##### SUPPLIED RECORDS

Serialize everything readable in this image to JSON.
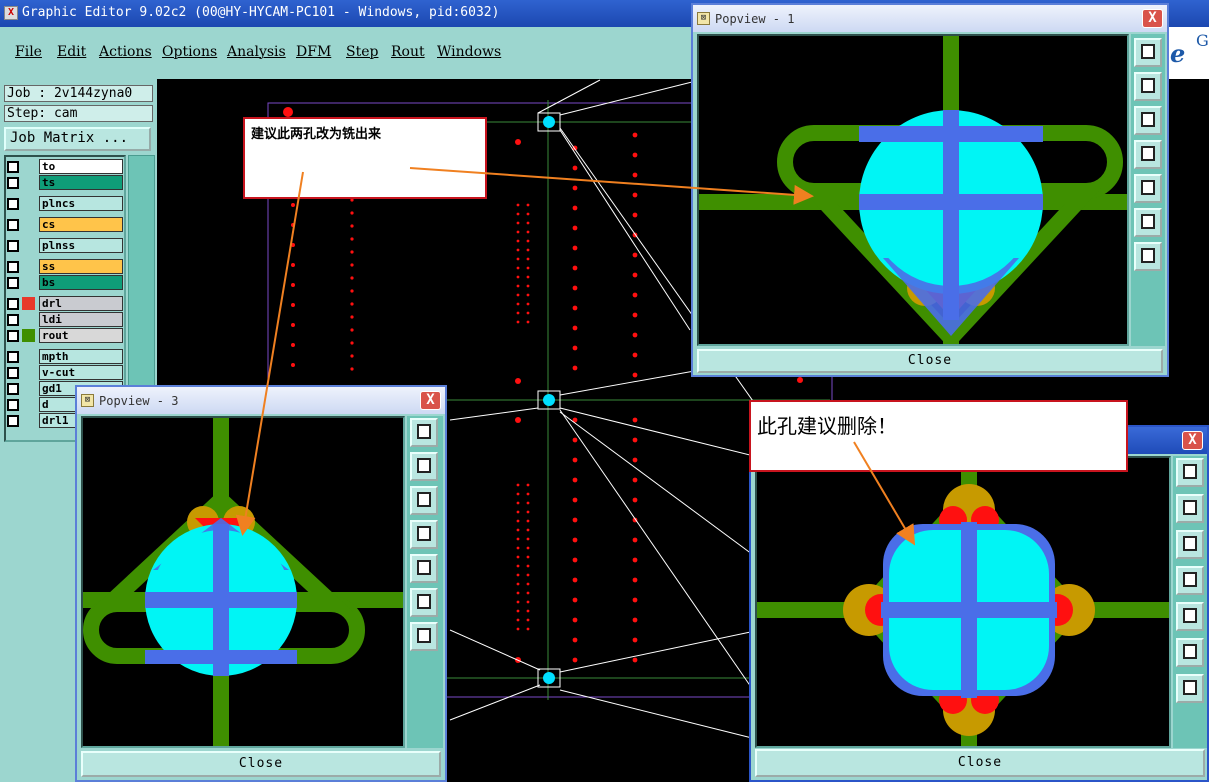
{
  "window": {
    "title": "Graphic Editor 9.02c2 (00@HY-HYCAM-PC101 - Windows, pid:6032)"
  },
  "menu": {
    "items": [
      "File",
      "Edit",
      "Actions",
      "Options",
      "Analysis",
      "DFM",
      "Step",
      "Rout",
      "Windows"
    ]
  },
  "logo": {
    "text": "e",
    "super": "G"
  },
  "job": {
    "job_label": "Job : 2v144zyna0",
    "step_label": "Step: cam",
    "matrix_button": "Job Matrix ..."
  },
  "layers": [
    {
      "name": "to",
      "color": "#ffffff"
    },
    {
      "name": "ts",
      "color": "#0f9d78"
    },
    {
      "name": "plncs",
      "color": "#b7e6e0"
    },
    {
      "name": "cs",
      "color": "#ffc44a"
    },
    {
      "name": "plnss",
      "color": "#b7e6e0"
    },
    {
      "name": "ss",
      "color": "#ffc44a"
    },
    {
      "name": "bs",
      "color": "#0f9d78"
    },
    {
      "name": "drl",
      "color": "#c9cbd0"
    },
    {
      "name": "ldi",
      "color": "#c9cbd0"
    },
    {
      "name": "rout",
      "color": "#d8d8d8"
    },
    {
      "name": "mpth",
      "color": "#b7e6e0"
    },
    {
      "name": "v-cut",
      "color": "#b7e6e0"
    },
    {
      "name": "gd1",
      "color": "#b7e6e0"
    },
    {
      "name": "d",
      "color": "#b7e6e0"
    },
    {
      "name": "drl1",
      "color": "#b7e6e0"
    }
  ],
  "popups": {
    "p1": {
      "title": "Popview - 1",
      "close": "Close",
      "close_x": "X"
    },
    "p3": {
      "title": "Popview - 3",
      "close": "Close",
      "close_x": "X"
    },
    "p2": {
      "close": "Close",
      "close_x": "X"
    }
  },
  "annotations": {
    "a1": "建议此两孔改为铣出来",
    "a2": "此孔建议删除！"
  },
  "colors": {
    "pad_green": "#3f8f00",
    "hole_cyan": "#00f5f5",
    "cross_blue": "#4a6ee8",
    "drill_red": "#ff1010",
    "ring_gold": "#c79a00",
    "arrow_orange": "#f08020"
  }
}
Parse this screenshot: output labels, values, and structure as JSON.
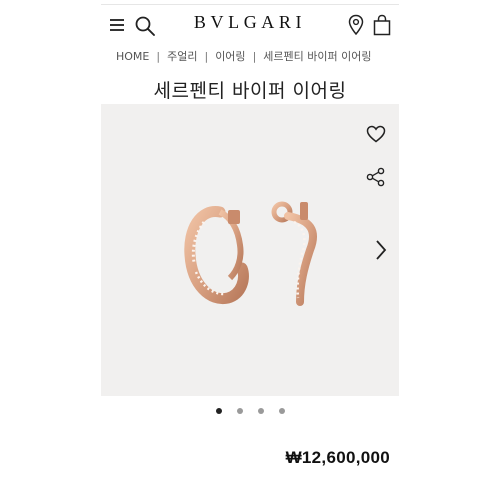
{
  "header": {
    "brand": "BVLGARI",
    "icons": [
      "menu-icon",
      "search-icon",
      "store-locator-icon",
      "shopping-bag-icon"
    ]
  },
  "breadcrumb": {
    "items": [
      "HOME",
      "주얼리",
      "이어링",
      "세르펜티 바이퍼 이어링"
    ]
  },
  "product": {
    "title": "세르펜티 바이퍼 이어링",
    "price": "₩12,600,000",
    "gallery": {
      "current_slide": 1,
      "total_slides": 4
    }
  },
  "colors": {
    "image_background": "#f1f0ef",
    "rose_gold": "#d9a182"
  }
}
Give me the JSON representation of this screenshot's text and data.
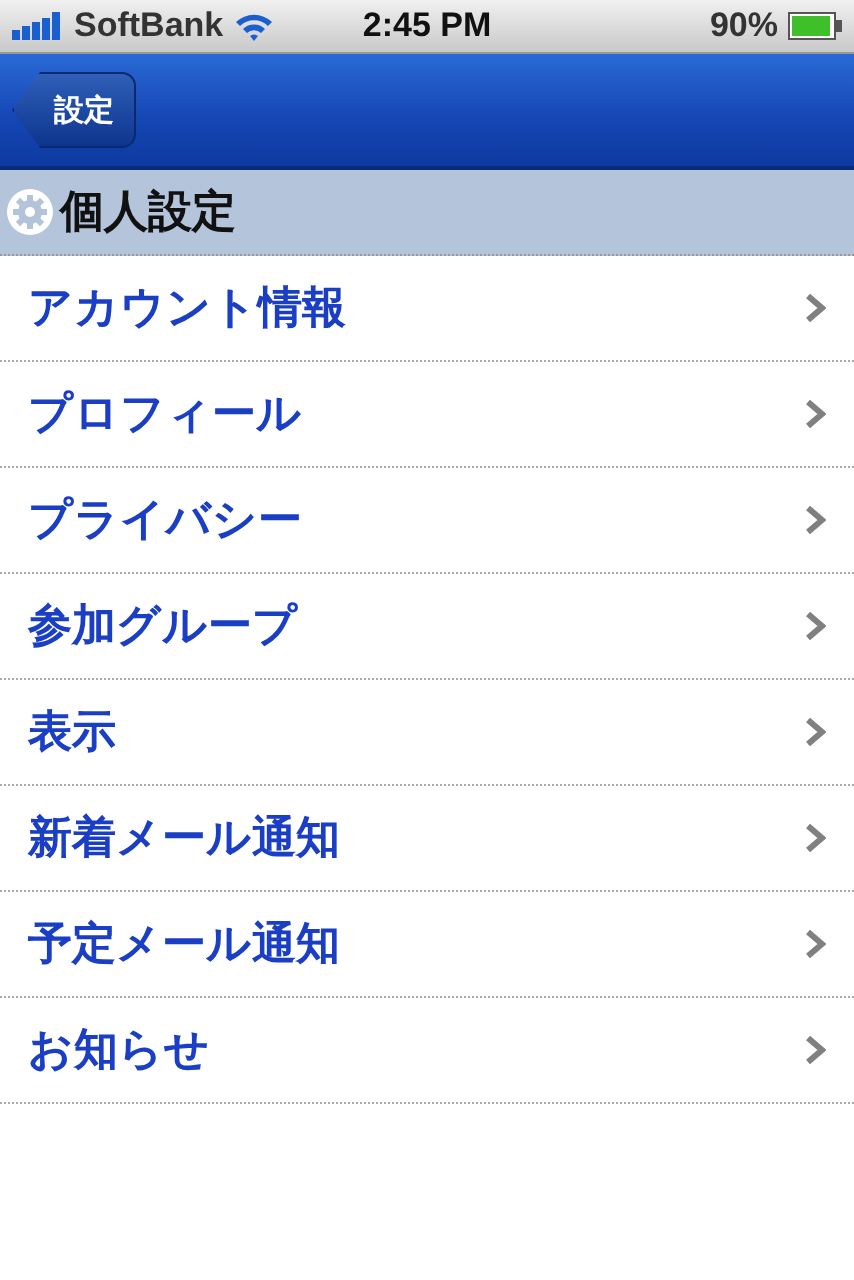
{
  "status_bar": {
    "carrier": "SoftBank",
    "time": "2:45 PM",
    "battery": "90%"
  },
  "nav_bar": {
    "back_button": "設定"
  },
  "section": {
    "title": "個人設定"
  },
  "items": [
    {
      "label": "アカウント情報"
    },
    {
      "label": "プロフィール"
    },
    {
      "label": "プライバシー"
    },
    {
      "label": "参加グループ"
    },
    {
      "label": "表示"
    },
    {
      "label": "新着メール通知"
    },
    {
      "label": "予定メール通知"
    },
    {
      "label": "お知らせ"
    }
  ]
}
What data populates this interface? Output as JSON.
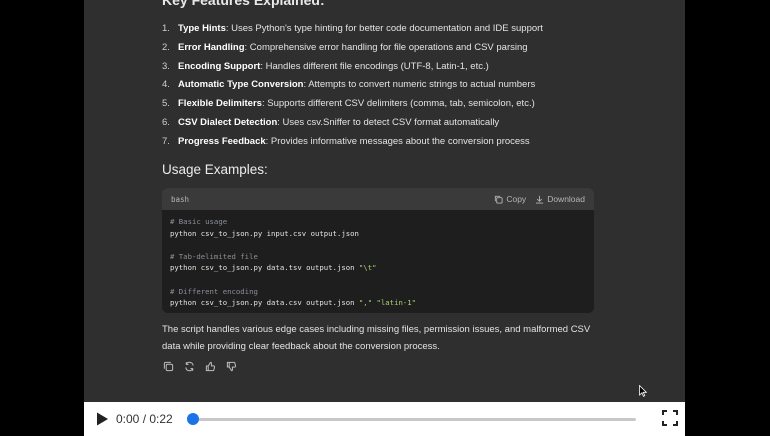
{
  "section_heading": "Key Features Explained:",
  "features": [
    {
      "num": "1.",
      "title": "Type Hints",
      "desc": ": Uses Python's type hinting for better code documentation and IDE support"
    },
    {
      "num": "2.",
      "title": "Error Handling",
      "desc": ": Comprehensive error handling for file operations and CSV parsing"
    },
    {
      "num": "3.",
      "title": "Encoding Support",
      "desc": ": Handles different file encodings (UTF-8, Latin-1, etc.)"
    },
    {
      "num": "4.",
      "title": "Automatic Type Conversion",
      "desc": ": Attempts to convert numeric strings to actual numbers"
    },
    {
      "num": "5.",
      "title": "Flexible Delimiters",
      "desc": ": Supports different CSV delimiters (comma, tab, semicolon, etc.)"
    },
    {
      "num": "6.",
      "title": "CSV Dialect Detection",
      "desc": ": Uses csv.Sniffer to detect CSV format automatically"
    },
    {
      "num": "7.",
      "title": "Progress Feedback",
      "desc": ": Provides informative messages about the conversion process"
    }
  ],
  "usage_heading": "Usage Examples:",
  "code": {
    "language": "bash",
    "copy_label": "Copy",
    "download_label": "Download",
    "comment1": "# Basic usage",
    "cmd1": "python csv_to_json.py input.csv output.json",
    "comment2": "# Tab-delimited file",
    "cmd2": "python csv_to_json.py data.tsv output.json ",
    "cmd2_str": "\"\\t\"",
    "comment3": "# Different encoding",
    "cmd3": "python csv_to_json.py data.csv output.json ",
    "cmd3_str1": "\",\"",
    "cmd3_str2": "\"latin-1\""
  },
  "summary": "The script handles various edge cases including missing files, permission issues, and malformed CSV data while providing clear feedback about the conversion process.",
  "player": {
    "time": "0:00 / 0:22",
    "progress": 0.0
  },
  "colors": {
    "accent": "#1a73e8",
    "string": "#a8d46f",
    "comment": "#8a8f98"
  }
}
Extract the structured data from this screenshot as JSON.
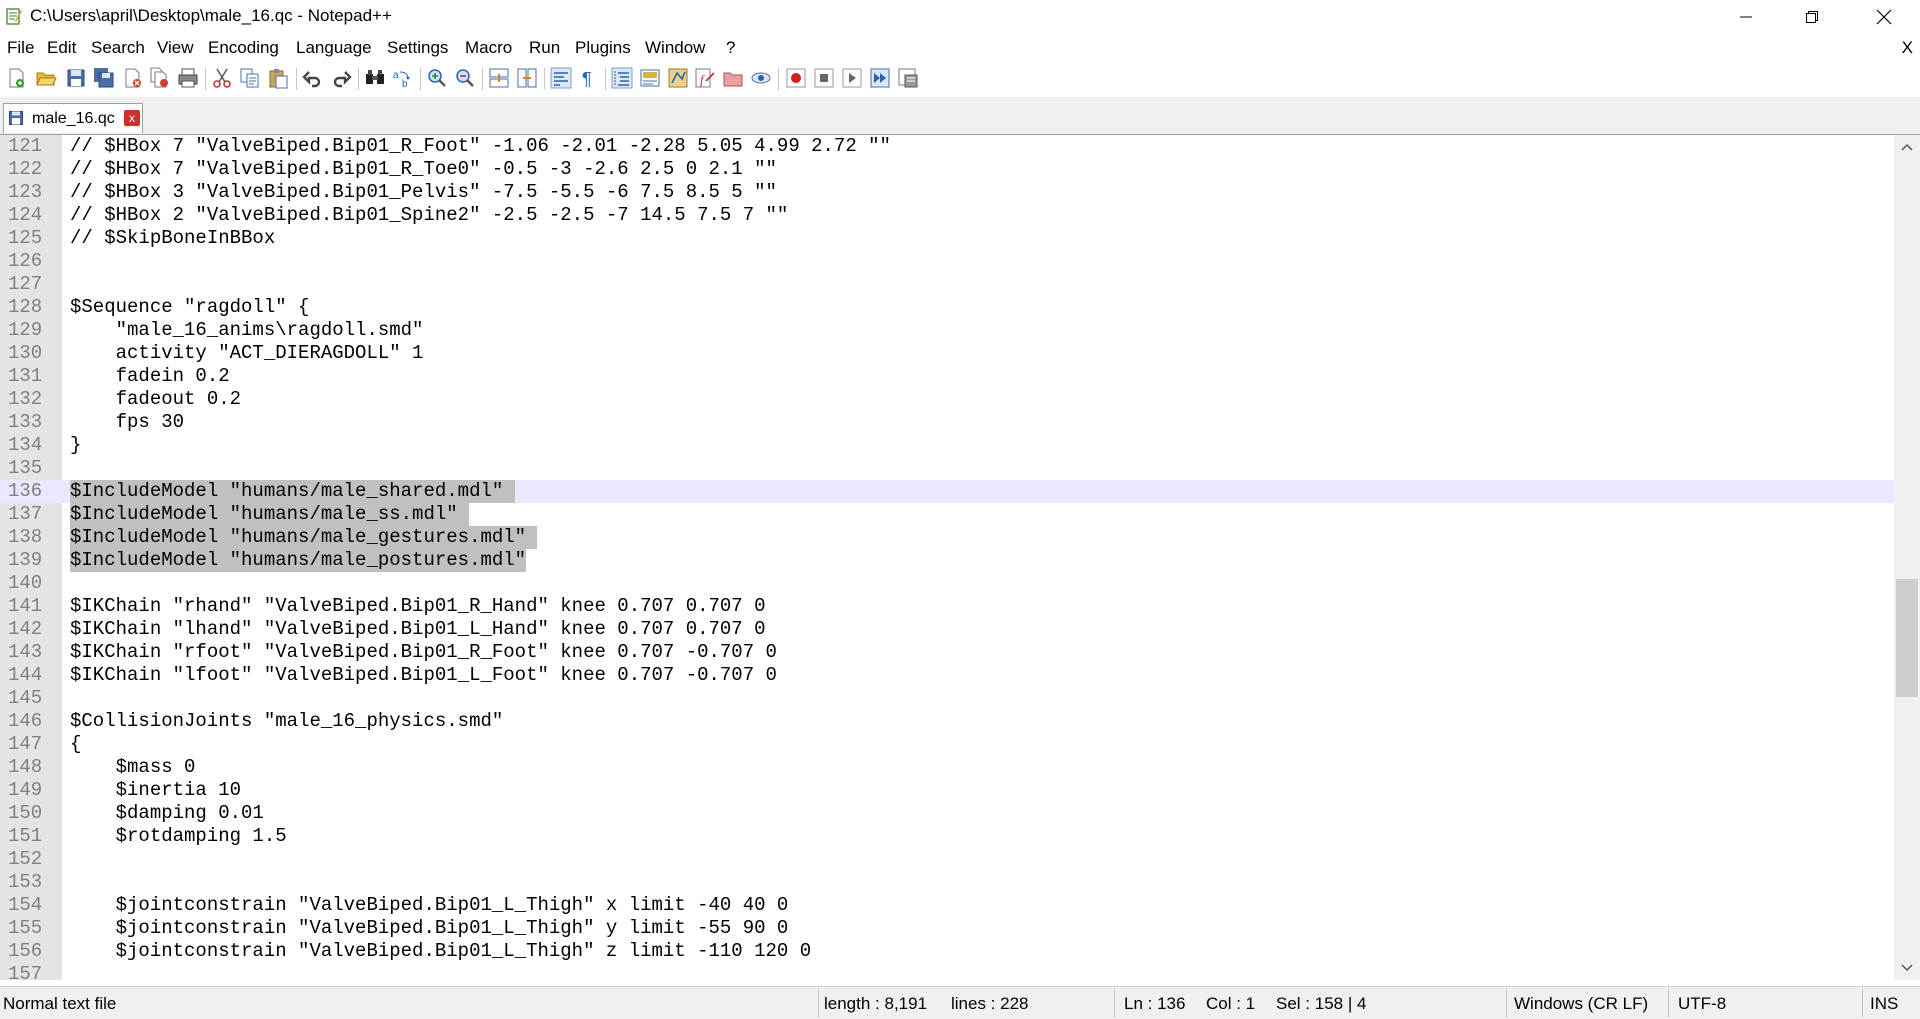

##########

● **EXERCISE REQUIREMENTS**: With the pictures left out, transcribe the material exactly.

● **OUTPUT OF THE EXERCISE**:
Serialize everything readable in this image to JSON.
{
  "window": {
    "title": "Graphic Editor 9.02c2 (00@HY-HYCAM-PC101 - Windows, pid:6032)"
  },
  "menu": {
    "items": [
      "File",
      "Edit",
      "Actions",
      "Options",
      "Analysis",
      "DFM",
      "Step",
      "Rout",
      "Windows"
    ]
  },
  "logo": {
    "text": "e",
    "super": "G"
  },
  "job": {
    "job_label": "Job : 2v144zyna0",
    "step_label": "Step: cam",
    "matrix_button": "Job Matrix ..."
  },
  "layers": [
    {
      "name": "to",
      "color": "#ffffff"
    },
    {
      "name": "ts",
      "color": "#0f9d78"
    },
    {
      "name": "plncs",
      "color": "#b7e6e0"
    },
    {
      "name": "cs",
      "color": "#ffc44a"
    },
    {
      "name": "plnss",
      "color": "#b7e6e0"
    },
    {
      "name": "ss",
      "color": "#ffc44a"
    },
    {
      "name": "bs",
      "color": "#0f9d78"
    },
    {
      "name": "drl",
      "color": "#c9cbd0"
    },
    {
      "name": "ldi",
      "color": "#c9cbd0"
    },
    {
      "name": "rout",
      "color": "#d8d8d8"
    },
    {
      "name": "mpth",
      "color": "#b7e6e0"
    },
    {
      "name": "v-cut",
      "color": "#b7e6e0"
    },
    {
      "name": "gd1",
      "color": "#b7e6e0"
    },
    {
      "name": "d",
      "color": "#b7e6e0"
    },
    {
      "name": "drl1",
      "color": "#b7e6e0"
    }
  ],
  "popups": {
    "p1": {
      "title": "Popview - 1",
      "close": "Close",
      "close_x": "X"
    },
    "p3": {
      "title": "Popview - 3",
      "close": "Close",
      "close_x": "X"
    },
    "p2": {
      "close": "Close",
      "close_x": "X"
    }
  },
  "annotations": {
    "a1": "建议此两孔改为铣出来",
    "a2": "此孔建议删除！"
  },
  "colors": {
    "pad_green": "#3f8f00",
    "hole_cyan": "#00f5f5",
    "cross_blue": "#4a6ee8",
    "drill_red": "#ff1010",
    "ring_gold": "#c79a00",
    "arrow_orange": "#f08020"
  }
}
Parse this screenshot: output labels, values, and structure as JSON.
{
  "header": {
    "brand": "BVLGARI",
    "icons": [
      "menu-icon",
      "search-icon",
      "store-locator-icon",
      "shopping-bag-icon"
    ]
  },
  "breadcrumb": {
    "items": [
      "HOME",
      "주얼리",
      "이어링",
      "세르펜티 바이퍼 이어링"
    ]
  },
  "product": {
    "title": "세르펜티 바이퍼 이어링",
    "price": "₩12,600,000",
    "gallery": {
      "current_slide": 1,
      "total_slides": 4
    }
  },
  "colors": {
    "image_background": "#f1f0ef",
    "rose_gold": "#d9a182"
  }
}
Give me the JSON representation of this screenshot's text and data.
{
  "status_bar": {
    "carrier": "SoftBank",
    "time": "2:45 PM",
    "battery": "90%"
  },
  "nav_bar": {
    "back_button": "設定"
  },
  "section": {
    "title": "個人設定"
  },
  "items": [
    {
      "label": "アカウント情報"
    },
    {
      "label": "プロフィール"
    },
    {
      "label": "プライバシー"
    },
    {
      "label": "参加グループ"
    },
    {
      "label": "表示"
    },
    {
      "label": "新着メール通知"
    },
    {
      "label": "予定メール通知"
    },
    {
      "label": "お知らせ"
    }
  ]
}
What data populates this interface? Output as JSON.
{
  "section_heading": "Key Features Explained:",
  "features": [
    {
      "num": "1.",
      "title": "Type Hints",
      "desc": ": Uses Python's type hinting for better code documentation and IDE support"
    },
    {
      "num": "2.",
      "title": "Error Handling",
      "desc": ": Comprehensive error handling for file operations and CSV parsing"
    },
    {
      "num": "3.",
      "title": "Encoding Support",
      "desc": ": Handles different file encodings (UTF-8, Latin-1, etc.)"
    },
    {
      "num": "4.",
      "title": "Automatic Type Conversion",
      "desc": ": Attempts to convert numeric strings to actual numbers"
    },
    {
      "num": "5.",
      "title": "Flexible Delimiters",
      "desc": ": Supports different CSV delimiters (comma, tab, semicolon, etc.)"
    },
    {
      "num": "6.",
      "title": "CSV Dialect Detection",
      "desc": ": Uses csv.Sniffer to detect CSV format automatically"
    },
    {
      "num": "7.",
      "title": "Progress Feedback",
      "desc": ": Provides informative messages about the conversion process"
    }
  ],
  "usage_heading": "Usage Examples:",
  "code": {
    "language": "bash",
    "copy_label": "Copy",
    "download_label": "Download",
    "comment1": "# Basic usage",
    "cmd1": "python csv_to_json.py input.csv output.json",
    "comment2": "# Tab-delimited file",
    "cmd2": "python csv_to_json.py data.tsv output.json ",
    "cmd2_str": "\"\\t\"",
    "comment3": "# Different encoding",
    "cmd3": "python csv_to_json.py data.csv output.json ",
    "cmd3_str1": "\",\"",
    "cmd3_str2": "\"latin-1\""
  },
  "summary": "The script handles various edge cases including missing files, permission issues, and malformed CSV data while providing clear feedback about the conversion process.",
  "player": {
    "time": "0:00 / 0:22",
    "progress": 0.0
  },
  "colors": {
    "accent": "#1a73e8",
    "string": "#a8d46f",
    "comment": "#8a8f98"
  }
}
Extract the structured data from this screenshot as JSON.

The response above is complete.